**Goal of the exercise:**
Please give the listing again, word for word, with nothing left out.
[Data for this exercise start]
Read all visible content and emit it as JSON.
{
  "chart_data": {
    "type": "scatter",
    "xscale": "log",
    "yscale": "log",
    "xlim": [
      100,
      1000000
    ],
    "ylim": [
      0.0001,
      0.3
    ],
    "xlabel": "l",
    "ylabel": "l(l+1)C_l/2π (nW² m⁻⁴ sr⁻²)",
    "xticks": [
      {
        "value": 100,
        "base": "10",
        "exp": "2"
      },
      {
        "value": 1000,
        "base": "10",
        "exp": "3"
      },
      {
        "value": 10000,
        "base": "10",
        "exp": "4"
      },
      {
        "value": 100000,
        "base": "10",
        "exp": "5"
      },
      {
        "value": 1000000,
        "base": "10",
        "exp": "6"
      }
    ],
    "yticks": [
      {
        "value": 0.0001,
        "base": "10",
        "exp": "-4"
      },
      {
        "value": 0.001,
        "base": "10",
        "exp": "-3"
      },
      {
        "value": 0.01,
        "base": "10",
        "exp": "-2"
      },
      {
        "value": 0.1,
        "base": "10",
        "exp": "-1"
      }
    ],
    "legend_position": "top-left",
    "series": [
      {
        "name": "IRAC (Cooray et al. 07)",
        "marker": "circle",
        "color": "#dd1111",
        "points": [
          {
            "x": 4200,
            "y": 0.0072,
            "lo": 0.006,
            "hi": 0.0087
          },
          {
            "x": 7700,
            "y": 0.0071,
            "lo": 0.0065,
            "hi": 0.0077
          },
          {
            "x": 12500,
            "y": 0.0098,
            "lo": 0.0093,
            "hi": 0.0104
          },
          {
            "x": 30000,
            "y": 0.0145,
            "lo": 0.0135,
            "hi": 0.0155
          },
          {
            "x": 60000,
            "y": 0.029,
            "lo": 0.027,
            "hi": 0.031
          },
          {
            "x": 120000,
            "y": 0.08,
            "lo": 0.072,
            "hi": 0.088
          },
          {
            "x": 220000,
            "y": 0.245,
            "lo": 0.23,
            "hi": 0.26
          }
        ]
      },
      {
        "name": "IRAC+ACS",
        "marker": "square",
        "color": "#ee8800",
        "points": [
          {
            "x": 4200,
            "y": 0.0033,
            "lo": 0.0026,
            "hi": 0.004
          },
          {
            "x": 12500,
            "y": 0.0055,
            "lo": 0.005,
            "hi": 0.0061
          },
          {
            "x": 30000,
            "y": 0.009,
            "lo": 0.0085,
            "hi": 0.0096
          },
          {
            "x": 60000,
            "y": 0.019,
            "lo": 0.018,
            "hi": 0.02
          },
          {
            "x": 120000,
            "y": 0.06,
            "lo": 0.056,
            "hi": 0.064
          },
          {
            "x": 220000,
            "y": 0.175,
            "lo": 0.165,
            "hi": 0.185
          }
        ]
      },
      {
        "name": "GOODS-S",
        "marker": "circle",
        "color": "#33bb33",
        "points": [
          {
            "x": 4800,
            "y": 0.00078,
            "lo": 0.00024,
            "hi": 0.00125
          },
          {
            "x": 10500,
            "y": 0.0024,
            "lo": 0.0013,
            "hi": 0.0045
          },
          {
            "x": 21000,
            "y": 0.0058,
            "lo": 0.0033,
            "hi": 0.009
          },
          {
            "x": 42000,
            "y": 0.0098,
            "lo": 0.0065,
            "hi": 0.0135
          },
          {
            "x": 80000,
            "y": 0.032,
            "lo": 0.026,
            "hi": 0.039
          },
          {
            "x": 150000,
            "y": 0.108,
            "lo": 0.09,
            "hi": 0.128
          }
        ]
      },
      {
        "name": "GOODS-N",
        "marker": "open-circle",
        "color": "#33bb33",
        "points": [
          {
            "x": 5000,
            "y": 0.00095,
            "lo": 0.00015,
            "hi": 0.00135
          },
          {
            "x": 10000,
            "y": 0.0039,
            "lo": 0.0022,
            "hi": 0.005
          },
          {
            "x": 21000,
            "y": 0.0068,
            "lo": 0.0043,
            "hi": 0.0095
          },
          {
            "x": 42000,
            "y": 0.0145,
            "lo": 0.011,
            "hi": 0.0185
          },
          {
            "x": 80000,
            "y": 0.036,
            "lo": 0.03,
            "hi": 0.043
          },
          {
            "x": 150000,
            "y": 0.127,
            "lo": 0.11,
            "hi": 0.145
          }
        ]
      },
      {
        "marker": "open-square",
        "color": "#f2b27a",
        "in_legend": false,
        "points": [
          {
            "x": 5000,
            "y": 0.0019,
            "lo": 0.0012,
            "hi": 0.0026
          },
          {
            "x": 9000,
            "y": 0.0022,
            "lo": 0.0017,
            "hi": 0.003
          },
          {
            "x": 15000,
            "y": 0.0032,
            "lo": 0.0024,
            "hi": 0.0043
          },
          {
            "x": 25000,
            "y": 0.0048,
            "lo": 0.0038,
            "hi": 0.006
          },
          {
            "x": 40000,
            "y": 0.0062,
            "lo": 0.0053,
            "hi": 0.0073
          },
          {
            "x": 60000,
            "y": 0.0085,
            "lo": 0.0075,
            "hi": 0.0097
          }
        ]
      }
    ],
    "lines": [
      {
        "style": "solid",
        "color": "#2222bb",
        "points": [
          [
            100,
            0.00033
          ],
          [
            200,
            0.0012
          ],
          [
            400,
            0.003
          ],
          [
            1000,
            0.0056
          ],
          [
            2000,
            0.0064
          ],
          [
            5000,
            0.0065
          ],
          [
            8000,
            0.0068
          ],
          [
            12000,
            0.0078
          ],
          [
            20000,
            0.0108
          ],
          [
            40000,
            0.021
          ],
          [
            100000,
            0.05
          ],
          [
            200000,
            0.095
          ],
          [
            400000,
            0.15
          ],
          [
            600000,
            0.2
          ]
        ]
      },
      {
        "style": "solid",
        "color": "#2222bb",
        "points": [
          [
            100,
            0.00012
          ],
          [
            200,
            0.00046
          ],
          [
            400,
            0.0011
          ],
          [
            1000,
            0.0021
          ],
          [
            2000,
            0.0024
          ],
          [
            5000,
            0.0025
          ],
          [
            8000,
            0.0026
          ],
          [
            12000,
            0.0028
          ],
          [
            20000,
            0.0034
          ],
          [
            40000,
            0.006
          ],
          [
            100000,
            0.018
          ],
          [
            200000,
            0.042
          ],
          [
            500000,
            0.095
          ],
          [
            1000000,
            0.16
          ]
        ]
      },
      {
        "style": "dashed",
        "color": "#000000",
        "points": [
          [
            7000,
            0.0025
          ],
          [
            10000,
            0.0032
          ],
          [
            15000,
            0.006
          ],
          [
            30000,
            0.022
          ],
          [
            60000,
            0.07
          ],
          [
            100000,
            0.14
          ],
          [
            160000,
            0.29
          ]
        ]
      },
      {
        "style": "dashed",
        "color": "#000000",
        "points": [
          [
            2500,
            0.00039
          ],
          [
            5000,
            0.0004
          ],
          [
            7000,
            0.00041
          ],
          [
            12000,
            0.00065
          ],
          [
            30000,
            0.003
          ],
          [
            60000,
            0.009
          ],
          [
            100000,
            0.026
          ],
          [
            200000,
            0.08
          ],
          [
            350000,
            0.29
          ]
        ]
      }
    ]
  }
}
[Data for this exercise end]
**Worked solution:**
Read all visible content and emit it as JSON.
{
  "chart_data": {
    "type": "scatter",
    "xscale": "log",
    "yscale": "log",
    "xlim": [
      100,
      1000000
    ],
    "ylim": [
      0.0001,
      0.3
    ],
    "xlabel": "l",
    "ylabel": "l(l+1)C_l/2π (nW² m⁻⁴ sr⁻²)",
    "xticks": [
      {
        "value": 100,
        "base": "10",
        "exp": "2"
      },
      {
        "value": 1000,
        "base": "10",
        "exp": "3"
      },
      {
        "value": 10000,
        "base": "10",
        "exp": "4"
      },
      {
        "value": 100000,
        "base": "10",
        "exp": "5"
      },
      {
        "value": 1000000,
        "base": "10",
        "exp": "6"
      }
    ],
    "yticks": [
      {
        "value": 0.0001,
        "base": "10",
        "exp": "-4"
      },
      {
        "value": 0.001,
        "base": "10",
        "exp": "-3"
      },
      {
        "value": 0.01,
        "base": "10",
        "exp": "-2"
      },
      {
        "value": 0.1,
        "base": "10",
        "exp": "-1"
      }
    ],
    "legend_position": "top-left",
    "series": [
      {
        "name": "IRAC (Cooray et al. 07)",
        "marker": "circle",
        "color": "#dd1111",
        "points": [
          {
            "x": 4200,
            "y": 0.0072,
            "lo": 0.006,
            "hi": 0.0087
          },
          {
            "x": 7700,
            "y": 0.0071,
            "lo": 0.0065,
            "hi": 0.0077
          },
          {
            "x": 12500,
            "y": 0.0098,
            "lo": 0.0093,
            "hi": 0.0104
          },
          {
            "x": 30000,
            "y": 0.0145,
            "lo": 0.0135,
            "hi": 0.0155
          },
          {
            "x": 60000,
            "y": 0.029,
            "lo": 0.027,
            "hi": 0.031
          },
          {
            "x": 120000,
            "y": 0.08,
            "lo": 0.072,
            "hi": 0.088
          },
          {
            "x": 220000,
            "y": 0.245,
            "lo": 0.23,
            "hi": 0.26
          }
        ]
      },
      {
        "name": "IRAC+ACS",
        "marker": "square",
        "color": "#ee8800",
        "points": [
          {
            "x": 4200,
            "y": 0.0033,
            "lo": 0.0026,
            "hi": 0.004
          },
          {
            "x": 12500,
            "y": 0.0055,
            "lo": 0.005,
            "hi": 0.0061
          },
          {
            "x": 30000,
            "y": 0.009,
            "lo": 0.0085,
            "hi": 0.0096
          },
          {
            "x": 60000,
            "y": 0.019,
            "lo": 0.018,
            "hi": 0.02
          },
          {
            "x": 120000,
            "y": 0.06,
            "lo": 0.056,
            "hi": 0.064
          },
          {
            "x": 220000,
            "y": 0.175,
            "lo": 0.165,
            "hi": 0.185
          }
        ]
      },
      {
        "name": "GOODS-S",
        "marker": "circle",
        "color": "#33bb33",
        "points": [
          {
            "x": 4800,
            "y": 0.00078,
            "lo": 0.00024,
            "hi": 0.00125
          },
          {
            "x": 10500,
            "y": 0.0024,
            "lo": 0.0013,
            "hi": 0.0045
          },
          {
            "x": 21000,
            "y": 0.0058,
            "lo": 0.0033,
            "hi": 0.009
          },
          {
            "x": 42000,
            "y": 0.0098,
            "lo": 0.0065,
            "hi": 0.0135
          },
          {
            "x": 80000,
            "y": 0.032,
            "lo": 0.026,
            "hi": 0.039
          },
          {
            "x": 150000,
            "y": 0.108,
            "lo": 0.09,
            "hi": 0.128
          }
        ]
      },
      {
        "name": "GOODS-N",
        "marker": "open-circle",
        "color": "#33bb33",
        "points": [
          {
            "x": 5000,
            "y": 0.00095,
            "lo": 0.00015,
            "hi": 0.00135
          },
          {
            "x": 10000,
            "y": 0.0039,
            "lo": 0.0022,
            "hi": 0.005
          },
          {
            "x": 21000,
            "y": 0.0068,
            "lo": 0.0043,
            "hi": 0.0095
          },
          {
            "x": 42000,
            "y": 0.0145,
            "lo": 0.011,
            "hi": 0.0185
          },
          {
            "x": 80000,
            "y": 0.036,
            "lo": 0.03,
            "hi": 0.043
          },
          {
            "x": 150000,
            "y": 0.127,
            "lo": 0.11,
            "hi": 0.145
          }
        ]
      },
      {
        "marker": "open-square",
        "color": "#f2b27a",
        "in_legend": false,
        "points": [
          {
            "x": 5000,
            "y": 0.0019,
            "lo": 0.0012,
            "hi": 0.0026
          },
          {
            "x": 9000,
            "y": 0.0022,
            "lo": 0.0017,
            "hi": 0.003
          },
          {
            "x": 15000,
            "y": 0.0032,
            "lo": 0.0024,
            "hi": 0.0043
          },
          {
            "x": 25000,
            "y": 0.0048,
            "lo": 0.0038,
            "hi": 0.006
          },
          {
            "x": 40000,
            "y": 0.0062,
            "lo": 0.0053,
            "hi": 0.0073
          },
          {
            "x": 60000,
            "y": 0.0085,
            "lo": 0.0075,
            "hi": 0.0097
          }
        ]
      }
    ],
    "lines": [
      {
        "style": "solid",
        "color": "#2222bb",
        "points": [
          [
            100,
            0.00033
          ],
          [
            200,
            0.0012
          ],
          [
            400,
            0.003
          ],
          [
            1000,
            0.0056
          ],
          [
            2000,
            0.0064
          ],
          [
            5000,
            0.0065
          ],
          [
            8000,
            0.0068
          ],
          [
            12000,
            0.0078
          ],
          [
            20000,
            0.0108
          ],
          [
            40000,
            0.021
          ],
          [
            100000,
            0.05
          ],
          [
            200000,
            0.095
          ],
          [
            400000,
            0.15
          ],
          [
            600000,
            0.2
          ]
        ]
      },
      {
        "style": "solid",
        "color": "#2222bb",
        "points": [
          [
            100,
            0.00012
          ],
          [
            200,
            0.00046
          ],
          [
            400,
            0.0011
          ],
          [
            1000,
            0.0021
          ],
          [
            2000,
            0.0024
          ],
          [
            5000,
            0.0025
          ],
          [
            8000,
            0.0026
          ],
          [
            12000,
            0.0028
          ],
          [
            20000,
            0.0034
          ],
          [
            40000,
            0.006
          ],
          [
            100000,
            0.018
          ],
          [
            200000,
            0.042
          ],
          [
            500000,
            0.095
          ],
          [
            1000000,
            0.16
          ]
        ]
      },
      {
        "style": "dashed",
        "color": "#000000",
        "points": [
          [
            7000,
            0.0025
          ],
          [
            10000,
            0.0032
          ],
          [
            15000,
            0.006
          ],
          [
            30000,
            0.022
          ],
          [
            60000,
            0.07
          ],
          [
            100000,
            0.14
          ],
          [
            160000,
            0.29
          ]
        ]
      },
      {
        "style": "dashed",
        "color": "#000000",
        "points": [
          [
            2500,
            0.00039
          ],
          [
            5000,
            0.0004
          ],
          [
            7000,
            0.00041
          ],
          [
            12000,
            0.00065
          ],
          [
            30000,
            0.003
          ],
          [
            60000,
            0.009
          ],
          [
            100000,
            0.026
          ],
          [
            200000,
            0.08
          ],
          [
            350000,
            0.29
          ]
        ]
      }
    ]
  }
}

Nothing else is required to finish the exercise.